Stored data
::::::
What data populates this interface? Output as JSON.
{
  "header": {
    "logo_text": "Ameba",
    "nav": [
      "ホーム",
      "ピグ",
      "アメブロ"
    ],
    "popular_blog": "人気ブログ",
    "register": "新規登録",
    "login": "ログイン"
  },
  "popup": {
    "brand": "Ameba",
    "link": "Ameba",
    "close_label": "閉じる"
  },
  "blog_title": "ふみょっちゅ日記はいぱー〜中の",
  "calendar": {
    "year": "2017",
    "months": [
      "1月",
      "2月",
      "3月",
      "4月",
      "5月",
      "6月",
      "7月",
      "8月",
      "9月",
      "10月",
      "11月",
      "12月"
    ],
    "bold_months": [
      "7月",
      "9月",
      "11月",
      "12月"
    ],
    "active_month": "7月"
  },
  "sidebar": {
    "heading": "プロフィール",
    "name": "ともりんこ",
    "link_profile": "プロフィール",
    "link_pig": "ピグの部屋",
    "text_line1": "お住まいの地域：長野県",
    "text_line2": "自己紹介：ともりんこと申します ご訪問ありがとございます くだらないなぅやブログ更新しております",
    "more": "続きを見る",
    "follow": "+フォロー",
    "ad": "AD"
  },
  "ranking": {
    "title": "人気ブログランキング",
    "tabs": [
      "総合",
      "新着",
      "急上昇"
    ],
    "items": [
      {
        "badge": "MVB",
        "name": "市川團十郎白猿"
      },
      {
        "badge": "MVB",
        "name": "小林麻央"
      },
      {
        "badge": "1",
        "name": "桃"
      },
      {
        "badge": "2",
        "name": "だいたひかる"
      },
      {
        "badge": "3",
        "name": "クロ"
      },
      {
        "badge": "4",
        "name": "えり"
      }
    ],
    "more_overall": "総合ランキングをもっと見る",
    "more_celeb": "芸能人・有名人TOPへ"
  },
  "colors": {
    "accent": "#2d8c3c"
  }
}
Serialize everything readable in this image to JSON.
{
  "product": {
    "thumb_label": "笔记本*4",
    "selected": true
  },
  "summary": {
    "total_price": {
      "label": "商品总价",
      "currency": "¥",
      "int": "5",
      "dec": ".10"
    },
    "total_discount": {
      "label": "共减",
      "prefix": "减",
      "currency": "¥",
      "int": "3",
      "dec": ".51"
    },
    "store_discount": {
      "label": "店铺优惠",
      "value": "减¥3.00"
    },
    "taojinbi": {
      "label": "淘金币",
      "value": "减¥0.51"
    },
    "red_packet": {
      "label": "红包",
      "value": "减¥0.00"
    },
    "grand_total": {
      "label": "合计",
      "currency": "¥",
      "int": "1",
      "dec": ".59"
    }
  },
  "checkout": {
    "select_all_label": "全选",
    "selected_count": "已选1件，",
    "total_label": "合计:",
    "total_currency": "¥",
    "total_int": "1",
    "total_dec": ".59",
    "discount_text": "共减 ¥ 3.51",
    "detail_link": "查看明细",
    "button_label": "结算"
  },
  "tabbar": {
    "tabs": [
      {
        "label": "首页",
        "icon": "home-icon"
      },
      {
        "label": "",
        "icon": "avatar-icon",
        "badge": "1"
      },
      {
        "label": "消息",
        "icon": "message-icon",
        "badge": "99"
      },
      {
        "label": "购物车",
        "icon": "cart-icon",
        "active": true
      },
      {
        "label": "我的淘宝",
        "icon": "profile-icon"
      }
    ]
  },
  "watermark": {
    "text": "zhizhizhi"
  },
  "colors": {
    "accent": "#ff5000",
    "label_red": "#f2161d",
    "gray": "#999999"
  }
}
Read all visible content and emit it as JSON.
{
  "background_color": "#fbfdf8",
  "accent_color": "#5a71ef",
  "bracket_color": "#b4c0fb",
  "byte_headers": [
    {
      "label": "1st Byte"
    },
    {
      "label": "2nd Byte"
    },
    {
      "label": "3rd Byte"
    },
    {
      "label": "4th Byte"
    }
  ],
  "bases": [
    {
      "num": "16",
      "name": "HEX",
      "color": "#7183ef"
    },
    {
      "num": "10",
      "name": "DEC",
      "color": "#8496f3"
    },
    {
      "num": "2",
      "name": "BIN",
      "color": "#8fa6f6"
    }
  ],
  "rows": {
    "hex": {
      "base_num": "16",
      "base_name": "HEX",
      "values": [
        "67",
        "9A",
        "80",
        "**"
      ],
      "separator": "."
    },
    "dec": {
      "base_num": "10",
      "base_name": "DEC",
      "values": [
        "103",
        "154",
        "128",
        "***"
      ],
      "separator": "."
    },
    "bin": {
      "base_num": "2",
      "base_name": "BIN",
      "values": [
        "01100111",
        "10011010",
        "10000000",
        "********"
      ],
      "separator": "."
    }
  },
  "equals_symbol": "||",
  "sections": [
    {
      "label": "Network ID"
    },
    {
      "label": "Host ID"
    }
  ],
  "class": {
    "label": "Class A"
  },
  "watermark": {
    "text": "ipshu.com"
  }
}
::::::
THE PROBLEM
All of the data shown above must be copied exactly.

TASK RESPONSE
What data populates this interface? Output as JSON.
{
  "header": {
    "logo_text": "Ameba",
    "nav": [
      "ホーム",
      "ピグ",
      "アメブロ"
    ],
    "popular_blog": "人気ブログ",
    "register": "新規登録",
    "login": "ログイン"
  },
  "popup": {
    "brand": "Ameba",
    "link": "Ameba",
    "close_label": "閉じる"
  },
  "blog_title": "ふみょっちゅ日記はいぱー〜中の",
  "calendar": {
    "year": "2017",
    "months": [
      "1月",
      "2月",
      "3月",
      "4月",
      "5月",
      "6月",
      "7月",
      "8月",
      "9月",
      "10月",
      "11月",
      "12月"
    ],
    "bold_months": [
      "7月",
      "9月",
      "11月",
      "12月"
    ],
    "active_month": "7月"
  },
  "sidebar": {
    "heading": "プロフィール",
    "name": "ともりんこ",
    "link_profile": "プロフィール",
    "link_pig": "ピグの部屋",
    "text_line1": "お住まいの地域：長野県",
    "text_line2": "自己紹介：ともりんこと申します ご訪問ありがとございます くだらないなぅやブログ更新しております",
    "more": "続きを見る",
    "follow": "+フォロー",
    "ad": "AD"
  },
  "ranking": {
    "title": "人気ブログランキング",
    "tabs": [
      "総合",
      "新着",
      "急上昇"
    ],
    "items": [
      {
        "badge": "MVB",
        "name": "市川團十郎白猿"
      },
      {
        "badge": "MVB",
        "name": "小林麻央"
      },
      {
        "badge": "1",
        "name": "桃"
      },
      {
        "badge": "2",
        "name": "だいたひかる"
      },
      {
        "badge": "3",
        "name": "クロ"
      },
      {
        "badge": "4",
        "name": "えり"
      }
    ],
    "more_overall": "総合ランキングをもっと見る",
    "more_celeb": "芸能人・有名人TOPへ"
  },
  "colors": {
    "accent": "#2d8c3c"
  }
}
Serialize everything readable in this image to JSON.
{
  "product": {
    "thumb_label": "笔记本*4",
    "selected": true
  },
  "summary": {
    "total_price": {
      "label": "商品总价",
      "currency": "¥",
      "int": "5",
      "dec": ".10"
    },
    "total_discount": {
      "label": "共减",
      "prefix": "减",
      "currency": "¥",
      "int": "3",
      "dec": ".51"
    },
    "store_discount": {
      "label": "店铺优惠",
      "value": "减¥3.00"
    },
    "taojinbi": {
      "label": "淘金币",
      "value": "减¥0.51"
    },
    "red_packet": {
      "label": "红包",
      "value": "减¥0.00"
    },
    "grand_total": {
      "label": "合计",
      "currency": "¥",
      "int": "1",
      "dec": ".59"
    }
  },
  "checkout": {
    "select_all_label": "全选",
    "selected_count": "已选1件，",
    "total_label": "合计:",
    "total_currency": "¥",
    "total_int": "1",
    "total_dec": ".59",
    "discount_text": "共减 ¥ 3.51",
    "detail_link": "查看明细",
    "button_label": "结算"
  },
  "tabbar": {
    "tabs": [
      {
        "label": "首页",
        "icon": "home-icon"
      },
      {
        "label": "",
        "icon": "avatar-icon",
        "badge": "1"
      },
      {
        "label": "消息",
        "icon": "message-icon",
        "badge": "99"
      },
      {
        "label": "购物车",
        "icon": "cart-icon",
        "active": true
      },
      {
        "label": "我的淘宝",
        "icon": "profile-icon"
      }
    ]
  },
  "watermark": {
    "text": "zhizhizhi"
  },
  "colors": {
    "accent": "#ff5000",
    "label_red": "#f2161d",
    "gray": "#999999"
  }
}
Read all visible content and emit it as JSON.
{
  "background_color": "#fbfdf8",
  "accent_color": "#5a71ef",
  "bracket_color": "#b4c0fb",
  "byte_headers": [
    {
      "label": "1st Byte"
    },
    {
      "label": "2nd Byte"
    },
    {
      "label": "3rd Byte"
    },
    {
      "label": "4th Byte"
    }
  ],
  "bases": [
    {
      "num": "16",
      "name": "HEX",
      "color": "#7183ef"
    },
    {
      "num": "10",
      "name": "DEC",
      "color": "#8496f3"
    },
    {
      "num": "2",
      "name": "BIN",
      "color": "#8fa6f6"
    }
  ],
  "rows": {
    "hex": {
      "base_num": "16",
      "base_name": "HEX",
      "values": [
        "67",
        "9A",
        "80",
        "**"
      ],
      "separator": "."
    },
    "dec": {
      "base_num": "10",
      "base_name": "DEC",
      "values": [
        "103",
        "154",
        "128",
        "***"
      ],
      "separator": "."
    },
    "bin": {
      "base_num": "2",
      "base_name": "BIN",
      "values": [
        "01100111",
        "10011010",
        "10000000",
        "********"
      ],
      "separator": "."
    }
  },
  "equals_symbol": "||",
  "sections": [
    {
      "label": "Network ID"
    },
    {
      "label": "Host ID"
    }
  ],
  "class": {
    "label": "Class A"
  },
  "watermark": {
    "text": "ipshu.com"
  }
}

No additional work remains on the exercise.